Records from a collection
◇ ◇ ◇ ◇ ◇

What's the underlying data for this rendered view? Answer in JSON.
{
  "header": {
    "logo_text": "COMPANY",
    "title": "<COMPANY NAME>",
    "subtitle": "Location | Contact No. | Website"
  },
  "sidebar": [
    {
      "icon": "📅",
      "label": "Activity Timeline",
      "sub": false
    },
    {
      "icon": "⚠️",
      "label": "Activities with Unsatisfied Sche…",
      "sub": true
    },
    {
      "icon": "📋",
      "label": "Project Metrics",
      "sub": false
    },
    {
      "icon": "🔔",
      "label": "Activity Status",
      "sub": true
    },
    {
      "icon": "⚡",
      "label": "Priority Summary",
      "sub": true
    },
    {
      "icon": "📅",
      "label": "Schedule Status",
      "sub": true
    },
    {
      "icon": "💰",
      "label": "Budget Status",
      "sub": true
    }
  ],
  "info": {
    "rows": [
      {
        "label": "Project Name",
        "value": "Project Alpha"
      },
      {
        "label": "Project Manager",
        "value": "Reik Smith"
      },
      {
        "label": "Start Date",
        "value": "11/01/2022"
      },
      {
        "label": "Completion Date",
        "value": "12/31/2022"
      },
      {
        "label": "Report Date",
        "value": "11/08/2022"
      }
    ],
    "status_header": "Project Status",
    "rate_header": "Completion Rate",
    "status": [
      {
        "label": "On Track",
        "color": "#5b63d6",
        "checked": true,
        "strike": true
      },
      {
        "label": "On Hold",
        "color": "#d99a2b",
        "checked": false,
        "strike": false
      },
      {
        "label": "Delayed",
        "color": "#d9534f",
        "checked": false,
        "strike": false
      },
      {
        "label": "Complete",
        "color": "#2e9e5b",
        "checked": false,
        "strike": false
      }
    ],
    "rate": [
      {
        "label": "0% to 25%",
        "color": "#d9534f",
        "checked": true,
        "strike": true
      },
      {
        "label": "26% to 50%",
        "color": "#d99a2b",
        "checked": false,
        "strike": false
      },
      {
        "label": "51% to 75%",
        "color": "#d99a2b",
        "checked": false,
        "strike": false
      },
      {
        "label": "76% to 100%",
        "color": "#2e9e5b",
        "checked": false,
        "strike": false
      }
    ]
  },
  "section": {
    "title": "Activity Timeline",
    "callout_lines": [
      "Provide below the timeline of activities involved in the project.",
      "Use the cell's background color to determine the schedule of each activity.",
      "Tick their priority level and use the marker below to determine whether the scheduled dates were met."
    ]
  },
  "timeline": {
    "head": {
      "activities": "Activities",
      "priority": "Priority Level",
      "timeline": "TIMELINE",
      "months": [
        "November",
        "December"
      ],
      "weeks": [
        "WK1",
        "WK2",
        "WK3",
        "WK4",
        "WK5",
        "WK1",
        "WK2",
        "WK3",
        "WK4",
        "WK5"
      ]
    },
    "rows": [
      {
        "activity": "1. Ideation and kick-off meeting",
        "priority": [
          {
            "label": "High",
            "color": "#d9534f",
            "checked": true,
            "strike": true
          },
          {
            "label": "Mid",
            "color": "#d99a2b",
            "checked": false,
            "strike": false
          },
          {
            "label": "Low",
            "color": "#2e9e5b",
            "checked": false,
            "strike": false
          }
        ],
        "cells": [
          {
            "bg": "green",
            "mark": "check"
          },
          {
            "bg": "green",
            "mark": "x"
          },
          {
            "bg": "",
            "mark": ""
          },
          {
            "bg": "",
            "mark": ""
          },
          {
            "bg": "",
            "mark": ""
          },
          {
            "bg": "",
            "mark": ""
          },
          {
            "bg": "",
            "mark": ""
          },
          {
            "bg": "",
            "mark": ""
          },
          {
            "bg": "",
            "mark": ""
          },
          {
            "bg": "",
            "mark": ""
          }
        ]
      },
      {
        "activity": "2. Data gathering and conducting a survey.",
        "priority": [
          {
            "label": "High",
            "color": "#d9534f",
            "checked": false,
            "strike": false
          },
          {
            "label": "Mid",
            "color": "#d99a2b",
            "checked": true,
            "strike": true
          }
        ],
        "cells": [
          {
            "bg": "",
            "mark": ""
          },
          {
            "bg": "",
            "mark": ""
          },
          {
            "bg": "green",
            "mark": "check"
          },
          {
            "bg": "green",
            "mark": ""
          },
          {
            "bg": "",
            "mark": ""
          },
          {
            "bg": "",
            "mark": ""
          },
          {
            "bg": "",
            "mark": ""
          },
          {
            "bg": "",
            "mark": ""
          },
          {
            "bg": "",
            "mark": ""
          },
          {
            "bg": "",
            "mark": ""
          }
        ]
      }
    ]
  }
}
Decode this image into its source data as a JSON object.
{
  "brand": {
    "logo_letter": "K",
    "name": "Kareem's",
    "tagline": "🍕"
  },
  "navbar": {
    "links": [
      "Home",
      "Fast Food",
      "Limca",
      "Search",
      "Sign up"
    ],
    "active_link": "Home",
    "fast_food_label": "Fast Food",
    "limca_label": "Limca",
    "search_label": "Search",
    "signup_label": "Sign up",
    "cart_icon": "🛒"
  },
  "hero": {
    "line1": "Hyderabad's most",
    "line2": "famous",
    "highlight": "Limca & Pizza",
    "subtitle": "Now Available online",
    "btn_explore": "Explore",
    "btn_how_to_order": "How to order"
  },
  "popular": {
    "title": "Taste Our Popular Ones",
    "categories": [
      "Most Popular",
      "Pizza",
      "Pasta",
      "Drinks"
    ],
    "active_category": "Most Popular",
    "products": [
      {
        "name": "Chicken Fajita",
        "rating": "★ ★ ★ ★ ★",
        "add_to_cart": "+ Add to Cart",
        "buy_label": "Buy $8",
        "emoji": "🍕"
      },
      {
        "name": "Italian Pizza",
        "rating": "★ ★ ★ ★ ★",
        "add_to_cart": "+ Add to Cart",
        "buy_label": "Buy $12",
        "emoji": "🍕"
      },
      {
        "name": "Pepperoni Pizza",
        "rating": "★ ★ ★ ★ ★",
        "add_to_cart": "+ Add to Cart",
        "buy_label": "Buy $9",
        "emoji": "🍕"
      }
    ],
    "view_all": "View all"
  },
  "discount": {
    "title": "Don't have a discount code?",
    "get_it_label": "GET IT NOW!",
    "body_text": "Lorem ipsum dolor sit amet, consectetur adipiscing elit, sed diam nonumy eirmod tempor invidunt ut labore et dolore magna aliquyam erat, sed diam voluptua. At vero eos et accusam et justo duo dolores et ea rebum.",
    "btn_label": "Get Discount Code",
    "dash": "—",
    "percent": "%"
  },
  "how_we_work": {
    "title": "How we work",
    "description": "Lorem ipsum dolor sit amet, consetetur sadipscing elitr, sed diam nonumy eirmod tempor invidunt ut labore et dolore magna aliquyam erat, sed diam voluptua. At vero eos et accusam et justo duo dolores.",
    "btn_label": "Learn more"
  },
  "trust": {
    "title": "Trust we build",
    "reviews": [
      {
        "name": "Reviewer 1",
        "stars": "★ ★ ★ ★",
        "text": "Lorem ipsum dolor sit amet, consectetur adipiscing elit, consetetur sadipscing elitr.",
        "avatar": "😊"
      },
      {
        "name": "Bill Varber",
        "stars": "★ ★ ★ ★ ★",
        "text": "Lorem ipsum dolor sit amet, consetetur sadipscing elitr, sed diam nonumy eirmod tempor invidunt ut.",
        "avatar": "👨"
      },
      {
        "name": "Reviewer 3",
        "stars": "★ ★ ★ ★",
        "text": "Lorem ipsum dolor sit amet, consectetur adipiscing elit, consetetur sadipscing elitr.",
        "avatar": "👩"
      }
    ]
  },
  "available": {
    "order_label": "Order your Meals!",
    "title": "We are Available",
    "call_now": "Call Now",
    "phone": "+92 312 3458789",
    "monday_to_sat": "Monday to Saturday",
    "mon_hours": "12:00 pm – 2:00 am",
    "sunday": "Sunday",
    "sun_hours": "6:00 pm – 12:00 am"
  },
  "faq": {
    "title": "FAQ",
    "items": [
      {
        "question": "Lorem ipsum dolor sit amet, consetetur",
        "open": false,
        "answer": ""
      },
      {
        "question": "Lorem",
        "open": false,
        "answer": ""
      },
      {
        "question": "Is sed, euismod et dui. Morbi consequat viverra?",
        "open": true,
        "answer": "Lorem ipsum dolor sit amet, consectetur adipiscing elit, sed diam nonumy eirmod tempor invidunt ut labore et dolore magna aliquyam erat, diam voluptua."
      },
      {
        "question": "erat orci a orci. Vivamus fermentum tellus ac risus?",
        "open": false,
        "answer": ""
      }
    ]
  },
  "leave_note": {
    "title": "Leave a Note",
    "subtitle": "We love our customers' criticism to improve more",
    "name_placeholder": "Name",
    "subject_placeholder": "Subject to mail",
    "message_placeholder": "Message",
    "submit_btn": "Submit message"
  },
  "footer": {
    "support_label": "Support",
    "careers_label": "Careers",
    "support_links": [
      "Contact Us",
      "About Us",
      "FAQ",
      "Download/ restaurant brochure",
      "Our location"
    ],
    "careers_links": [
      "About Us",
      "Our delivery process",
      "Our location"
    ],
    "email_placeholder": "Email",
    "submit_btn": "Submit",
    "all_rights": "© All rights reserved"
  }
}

◇ ◇ ◇ ◇ ◇

== GOAL OF THE EXERCISE ==
Using the data above, copy each line that contains "question".

== SOLUTION TO THE EXERCISE ==
        "question": "Lorem ipsum dolor sit amet, consetetur",
        "question": "Lorem",
        "question": "Is sed, euismod et dui. Morbi consequat viverra?",
        "question": "erat orci a orci. Vivamus fermentum tellus ac risus?",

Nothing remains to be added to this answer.